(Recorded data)

---

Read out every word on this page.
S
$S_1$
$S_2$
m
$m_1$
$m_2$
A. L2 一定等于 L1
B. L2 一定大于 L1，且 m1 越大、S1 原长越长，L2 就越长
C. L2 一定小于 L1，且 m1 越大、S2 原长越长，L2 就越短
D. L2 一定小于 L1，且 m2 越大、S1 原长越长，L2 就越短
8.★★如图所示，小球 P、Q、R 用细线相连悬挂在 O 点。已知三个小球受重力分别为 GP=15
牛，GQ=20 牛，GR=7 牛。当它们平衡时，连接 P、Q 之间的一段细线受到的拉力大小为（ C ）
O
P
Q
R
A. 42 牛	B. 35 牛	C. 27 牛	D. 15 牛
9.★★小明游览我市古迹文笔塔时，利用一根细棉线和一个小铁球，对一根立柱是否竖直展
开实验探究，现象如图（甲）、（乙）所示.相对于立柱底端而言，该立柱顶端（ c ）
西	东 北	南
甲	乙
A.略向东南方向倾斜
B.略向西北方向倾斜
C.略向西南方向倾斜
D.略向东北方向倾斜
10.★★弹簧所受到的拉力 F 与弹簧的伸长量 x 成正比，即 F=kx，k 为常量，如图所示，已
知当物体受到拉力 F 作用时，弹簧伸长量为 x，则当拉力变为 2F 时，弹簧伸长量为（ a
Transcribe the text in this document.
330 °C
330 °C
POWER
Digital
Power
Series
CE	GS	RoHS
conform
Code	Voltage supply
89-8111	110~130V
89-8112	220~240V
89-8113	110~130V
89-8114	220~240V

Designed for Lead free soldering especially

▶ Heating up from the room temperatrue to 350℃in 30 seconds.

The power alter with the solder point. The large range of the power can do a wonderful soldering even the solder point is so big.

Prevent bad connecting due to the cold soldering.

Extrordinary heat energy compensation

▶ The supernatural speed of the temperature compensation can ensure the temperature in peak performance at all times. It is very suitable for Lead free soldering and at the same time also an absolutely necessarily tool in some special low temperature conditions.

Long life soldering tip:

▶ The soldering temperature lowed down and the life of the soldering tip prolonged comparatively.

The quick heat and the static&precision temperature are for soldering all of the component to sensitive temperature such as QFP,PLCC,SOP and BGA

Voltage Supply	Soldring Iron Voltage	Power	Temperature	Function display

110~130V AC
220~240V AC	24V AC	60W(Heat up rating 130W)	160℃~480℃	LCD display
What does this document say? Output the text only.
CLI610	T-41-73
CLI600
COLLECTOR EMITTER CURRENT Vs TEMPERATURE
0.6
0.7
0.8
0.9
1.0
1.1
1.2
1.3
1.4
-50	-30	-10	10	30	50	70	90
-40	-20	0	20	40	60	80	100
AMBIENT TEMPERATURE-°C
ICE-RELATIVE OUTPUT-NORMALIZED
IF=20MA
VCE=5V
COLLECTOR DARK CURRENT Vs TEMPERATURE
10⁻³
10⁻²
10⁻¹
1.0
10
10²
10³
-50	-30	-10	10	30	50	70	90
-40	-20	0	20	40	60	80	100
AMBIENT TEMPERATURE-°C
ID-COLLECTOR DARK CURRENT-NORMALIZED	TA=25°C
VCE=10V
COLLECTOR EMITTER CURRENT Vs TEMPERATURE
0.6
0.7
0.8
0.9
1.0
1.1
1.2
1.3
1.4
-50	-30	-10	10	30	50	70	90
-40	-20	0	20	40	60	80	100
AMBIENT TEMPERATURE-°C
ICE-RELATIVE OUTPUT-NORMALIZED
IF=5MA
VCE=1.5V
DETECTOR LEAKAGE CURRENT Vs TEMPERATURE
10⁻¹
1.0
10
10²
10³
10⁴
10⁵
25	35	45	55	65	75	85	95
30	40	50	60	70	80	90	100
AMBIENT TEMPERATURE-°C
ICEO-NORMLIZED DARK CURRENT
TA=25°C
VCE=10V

---

● Goal:
Set out the complete listing exactly as shown.

● Solution for this problem:
Read out every word on this page.
S
$S_1$
$S_2$
m
$m_1$
$m_2$
A. L2 一定等于 L1
B. L2 一定大于 L1，且 m1 越大、S1 原长越长，L2 就越长
C. L2 一定小于 L1，且 m1 越大、S2 原长越长，L2 就越短
D. L2 一定小于 L1，且 m2 越大、S1 原长越长，L2 就越短
8.★★如图所示，小球 P、Q、R 用细线相连悬挂在 O 点。已知三个小球受重力分别为 GP=15
牛，GQ=20 牛，GR=7 牛。当它们平衡时，连接 P、Q 之间的一段细线受到的拉力大小为（ C ）
O
P
Q
R
A. 42 牛	B. 35 牛	C. 27 牛	D. 15 牛
9.★★小明游览我市古迹文笔塔时，利用一根细棉线和一个小铁球，对一根立柱是否竖直展
开实验探究，现象如图（甲）、（乙）所示.相对于立柱底端而言，该立柱顶端（ c ）
西	东 北	南
甲	乙
A.略向东南方向倾斜
B.略向西北方向倾斜
C.略向西南方向倾斜
D.略向东北方向倾斜
10.★★弹簧所受到的拉力 F 与弹簧的伸长量 x 成正比，即 F=kx，k 为常量，如图所示，已
知当物体受到拉力 F 作用时，弹簧伸长量为 x，则当拉力变为 2F 时，弹簧伸长量为（ a
Transcribe the text in this document.
330 °C
330 °C
POWER
Digital
Power
Series
CE	GS	RoHS
conform
Code	Voltage supply
89-8111	110~130V
89-8112	220~240V
89-8113	110~130V
89-8114	220~240V

Designed for Lead free soldering especially

▶ Heating up from the room temperatrue to 350℃in 30 seconds.

The power alter with the solder point. The large range of the power can do a wonderful soldering even the solder point is so big.

Prevent bad connecting due to the cold soldering.

Extrordinary heat energy compensation

▶ The supernatural speed of the temperature compensation can ensure the temperature in peak performance at all times. It is very suitable for Lead free soldering and at the same time also an absolutely necessarily tool in some special low temperature conditions.

Long life soldering tip:

▶ The soldering temperature lowed down and the life of the soldering tip prolonged comparatively.

The quick heat and the static&precision temperature are for soldering all of the component to sensitive temperature such as QFP,PLCC,SOP and BGA

Voltage Supply	Soldring Iron Voltage	Power	Temperature	Function display

110~130V AC
220~240V AC	24V AC	60W(Heat up rating 130W)	160℃~480℃	LCD display
What does this document say? Output the text only.
CLI610	T-41-73
CLI600
COLLECTOR EMITTER CURRENT Vs TEMPERATURE
0.6
0.7
0.8
0.9
1.0
1.1
1.2
1.3
1.4
-50	-30	-10	10	30	50	70	90
-40	-20	0	20	40	60	80	100
AMBIENT TEMPERATURE-°C
ICE-RELATIVE OUTPUT-NORMALIZED
IF=20MA
VCE=5V
COLLECTOR DARK CURRENT Vs TEMPERATURE
10⁻³
10⁻²
10⁻¹
1.0
10
10²
10³
-50	-30	-10	10	30	50	70	90
-40	-20	0	20	40	60	80	100
AMBIENT TEMPERATURE-°C
ID-COLLECTOR DARK CURRENT-NORMALIZED	TA=25°C
VCE=10V
COLLECTOR EMITTER CURRENT Vs TEMPERATURE
0.6
0.7
0.8
0.9
1.0
1.1
1.2
1.3
1.4
-50	-30	-10	10	30	50	70	90
-40	-20	0	20	40	60	80	100
AMBIENT TEMPERATURE-°C
ICE-RELATIVE OUTPUT-NORMALIZED
IF=5MA
VCE=1.5V
DETECTOR LEAKAGE CURRENT Vs TEMPERATURE
10⁻¹
1.0
10
10²
10³
10⁴
10⁵
25	35	45	55	65	75	85	95
30	40	50	60	70	80	90	100
AMBIENT TEMPERATURE-°C
ICEO-NORMLIZED DARK CURRENT
TA=25°C
VCE=10V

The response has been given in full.